─── Фрагмент текста

Четыре года спустя более образованный священнослужитель шейх Муса Шарара вернулся из Ирака в Бинт-Джбайль, один из крупных городов южного Ливана. Сайид Мухсин хотел учиться у шейха Шарары. Он не мог решиться и искал руководства в Коране. Пришло вдохновение, а вместе с ним и решение отправиться в Бинт-Джбайль. Это оказалось мудрым решением: новый учитель Сайида Мухсина предложил тщательную программу обучения грамматике и фикху, у учителя был убедительный способ объяснять содержание и смысл Корана. Внимание Сайида Мухсина привлекли его исследования. Это было время и место большого дефицита. В Бинт-Джбайле ощущалась нехватка воды, и летом запасы почти иссякли. Воду приходилось привозить из соседней деревни, где был «щедрый источник». Студенты не хотели ходить за водой: носить кувшин было женской работой и требовало некоторого мастерства. Когда ни одна женщина не пришла им на помощь, один из студентов отнес кувшин в соседнюю деревню, наполнил его и попытался поднять на плечи за одну из двух ручек. Кувшин разбился, потому что его надо было поднимать за обе ручки. Потребовалось вмешательство шейха Мусы, чтобы заставить одну из женщин в Бинт-Джбайле принести воды для начинающих писцов.

После трех лет обучения у шейха Мусы Сайид Мухсин был предоставлен самому себе. Учитель умер от туберкулеза, и школа была заброшена. «Такова была здешняя практика: жизнь школы заканчивалась, когда умирал ее учитель, если не раньше»[42]. Теперь Сайид Мухсин работал и учился сам. Он хотел поехать изучать религию в Ирак, но его отец был против. У семьи не было финансовых средств. Сайид Мухсин провел пять лет (1885-1890) в ожидании своего шанса отправиться в Ирак.

В этот период шел набор в солдаты. Османская армия нуждалась в новобранцах. Из мемуаров Сайида Мухсина мы узнаем о пропасти между османскими правителями и их подданными-шиитами – отчасти о «нормальной» дистанции между правителем и управляемыми, отчасти о доктринальной пропасти между суннитами и шиитами. Сайид Мухсин отчитался перед властями в резиденции правителя в прибрежном городе Сидон. Он поехал туда вместе с другими молодыми людьми, которые, как и он, хотели освобождения от военной службы на том основании, что они улемы. Там турецкий офицер, «весьма жестокий в своем предубеждении против искавших религиозных знаний», отправил Сайида Мухсина и нескольких его спутников в Бейрут с запиской, что они не религиозные студенты, а фермеры, «люди, которые пашут и жнут». Ученые-религиоведы были отправлены в Бейрут под присмотром жандарма. Вопрос был фактически решен: Сайид Мухсин и его товарищи должны были стать призывниками.

──────
─── Перечень записей

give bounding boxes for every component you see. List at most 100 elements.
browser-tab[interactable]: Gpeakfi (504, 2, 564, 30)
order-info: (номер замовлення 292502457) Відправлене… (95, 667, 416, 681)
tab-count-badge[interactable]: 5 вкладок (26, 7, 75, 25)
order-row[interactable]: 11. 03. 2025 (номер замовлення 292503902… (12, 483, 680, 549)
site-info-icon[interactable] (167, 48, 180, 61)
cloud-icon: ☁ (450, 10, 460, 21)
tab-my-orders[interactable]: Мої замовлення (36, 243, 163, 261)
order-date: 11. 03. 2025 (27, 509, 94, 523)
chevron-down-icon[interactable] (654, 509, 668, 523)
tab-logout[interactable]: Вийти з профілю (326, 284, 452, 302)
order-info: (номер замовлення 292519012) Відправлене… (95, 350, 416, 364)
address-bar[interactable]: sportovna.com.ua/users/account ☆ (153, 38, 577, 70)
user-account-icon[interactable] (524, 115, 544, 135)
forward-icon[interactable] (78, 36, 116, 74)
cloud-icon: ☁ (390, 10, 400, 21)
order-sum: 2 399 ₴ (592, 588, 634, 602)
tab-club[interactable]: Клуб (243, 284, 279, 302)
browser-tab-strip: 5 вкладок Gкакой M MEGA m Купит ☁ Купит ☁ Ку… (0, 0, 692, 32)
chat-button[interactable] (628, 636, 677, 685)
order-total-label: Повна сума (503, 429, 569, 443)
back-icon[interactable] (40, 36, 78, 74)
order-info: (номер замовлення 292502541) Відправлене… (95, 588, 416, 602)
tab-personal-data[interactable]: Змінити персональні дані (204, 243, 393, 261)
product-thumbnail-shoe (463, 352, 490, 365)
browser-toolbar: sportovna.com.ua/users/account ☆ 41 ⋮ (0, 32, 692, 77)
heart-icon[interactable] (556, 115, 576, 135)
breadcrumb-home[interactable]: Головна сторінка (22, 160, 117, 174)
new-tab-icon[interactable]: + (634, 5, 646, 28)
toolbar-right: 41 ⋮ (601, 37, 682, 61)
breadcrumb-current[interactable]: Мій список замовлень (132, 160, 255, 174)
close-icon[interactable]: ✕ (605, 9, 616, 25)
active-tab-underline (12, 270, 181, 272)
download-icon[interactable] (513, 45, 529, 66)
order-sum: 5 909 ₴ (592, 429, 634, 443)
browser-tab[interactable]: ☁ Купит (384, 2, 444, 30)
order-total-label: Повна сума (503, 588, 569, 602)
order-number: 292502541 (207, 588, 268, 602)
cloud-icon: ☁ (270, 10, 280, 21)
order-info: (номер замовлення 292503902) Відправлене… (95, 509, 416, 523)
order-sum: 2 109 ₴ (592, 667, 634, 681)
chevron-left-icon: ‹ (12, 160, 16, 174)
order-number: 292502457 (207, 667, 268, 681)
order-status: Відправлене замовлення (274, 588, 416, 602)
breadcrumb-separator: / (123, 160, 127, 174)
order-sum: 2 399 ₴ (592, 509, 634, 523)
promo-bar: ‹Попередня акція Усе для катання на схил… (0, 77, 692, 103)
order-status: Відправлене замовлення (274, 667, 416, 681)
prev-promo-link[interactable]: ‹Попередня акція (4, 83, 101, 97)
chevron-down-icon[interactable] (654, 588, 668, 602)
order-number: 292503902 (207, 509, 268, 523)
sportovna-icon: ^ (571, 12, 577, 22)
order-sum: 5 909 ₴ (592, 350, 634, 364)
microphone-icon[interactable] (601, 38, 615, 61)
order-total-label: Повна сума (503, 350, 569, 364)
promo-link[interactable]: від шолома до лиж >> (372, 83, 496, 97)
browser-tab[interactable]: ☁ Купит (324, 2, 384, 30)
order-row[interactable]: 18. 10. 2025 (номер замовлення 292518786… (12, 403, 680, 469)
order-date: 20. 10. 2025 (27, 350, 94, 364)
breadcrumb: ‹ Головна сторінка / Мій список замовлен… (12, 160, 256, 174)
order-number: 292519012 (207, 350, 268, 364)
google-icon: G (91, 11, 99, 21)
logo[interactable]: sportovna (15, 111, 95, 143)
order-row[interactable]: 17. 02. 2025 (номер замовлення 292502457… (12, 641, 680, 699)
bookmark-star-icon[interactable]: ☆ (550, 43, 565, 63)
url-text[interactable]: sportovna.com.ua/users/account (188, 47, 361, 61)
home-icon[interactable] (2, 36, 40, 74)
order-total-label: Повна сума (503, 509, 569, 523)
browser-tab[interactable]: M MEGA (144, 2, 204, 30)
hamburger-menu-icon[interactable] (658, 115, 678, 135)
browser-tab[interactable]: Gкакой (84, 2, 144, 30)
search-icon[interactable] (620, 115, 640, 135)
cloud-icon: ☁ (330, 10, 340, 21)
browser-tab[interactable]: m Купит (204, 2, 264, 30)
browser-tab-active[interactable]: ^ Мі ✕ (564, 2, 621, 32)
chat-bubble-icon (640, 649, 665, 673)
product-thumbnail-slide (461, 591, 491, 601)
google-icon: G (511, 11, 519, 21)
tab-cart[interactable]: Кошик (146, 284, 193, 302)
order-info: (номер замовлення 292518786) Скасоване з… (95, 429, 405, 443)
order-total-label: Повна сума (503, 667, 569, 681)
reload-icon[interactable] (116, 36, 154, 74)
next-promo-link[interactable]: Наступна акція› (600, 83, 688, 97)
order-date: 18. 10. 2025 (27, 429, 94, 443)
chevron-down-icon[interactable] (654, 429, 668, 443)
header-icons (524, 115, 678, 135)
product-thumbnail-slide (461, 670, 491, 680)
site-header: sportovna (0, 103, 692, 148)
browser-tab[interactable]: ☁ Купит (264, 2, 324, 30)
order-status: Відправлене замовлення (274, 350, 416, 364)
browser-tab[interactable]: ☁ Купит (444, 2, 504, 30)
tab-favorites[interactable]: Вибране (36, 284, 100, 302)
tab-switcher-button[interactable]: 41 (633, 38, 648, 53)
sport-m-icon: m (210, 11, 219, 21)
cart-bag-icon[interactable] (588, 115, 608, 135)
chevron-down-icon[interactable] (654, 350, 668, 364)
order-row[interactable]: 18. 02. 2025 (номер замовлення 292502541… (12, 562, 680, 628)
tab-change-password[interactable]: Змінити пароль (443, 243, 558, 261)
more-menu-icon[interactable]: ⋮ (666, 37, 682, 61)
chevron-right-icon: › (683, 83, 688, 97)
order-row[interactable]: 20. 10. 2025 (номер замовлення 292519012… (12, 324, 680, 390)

──────

- _Условия заданий_:
A) Выпишите из фрагмента текста без изменений отрывок, который открывается словами «После трех лет» и заканчивается словами «отправиться в Ирак.».
B) В каком городе Сайид Мухсин отчитался перед властями, согласно фрагменту текста?
Для ответов пользуйтесь только фрагментом текста.

- _Ответы к заданиям_:
A)
После трех лет обучения у шейха Мусы Сайид Мухсин был предоставлен самому себе. Учитель умер от туберкулеза, и школа была заброшена. «Такова была здешняя практика: жизнь школы заканчивалась, когда умирал ее учитель, если не раньше»[42]. Теперь Сайид Мухсин работал и учился сам. Он хотел поехать изучать религию в Ирак, но его отец был против. У семьи не было финансовых средств. Сайид Мухсин провел пять лет (1885-1890) в ожидании своего шанса отправиться в Ирак.

B) В прибрежном городе Сидон, в резиденции правителя.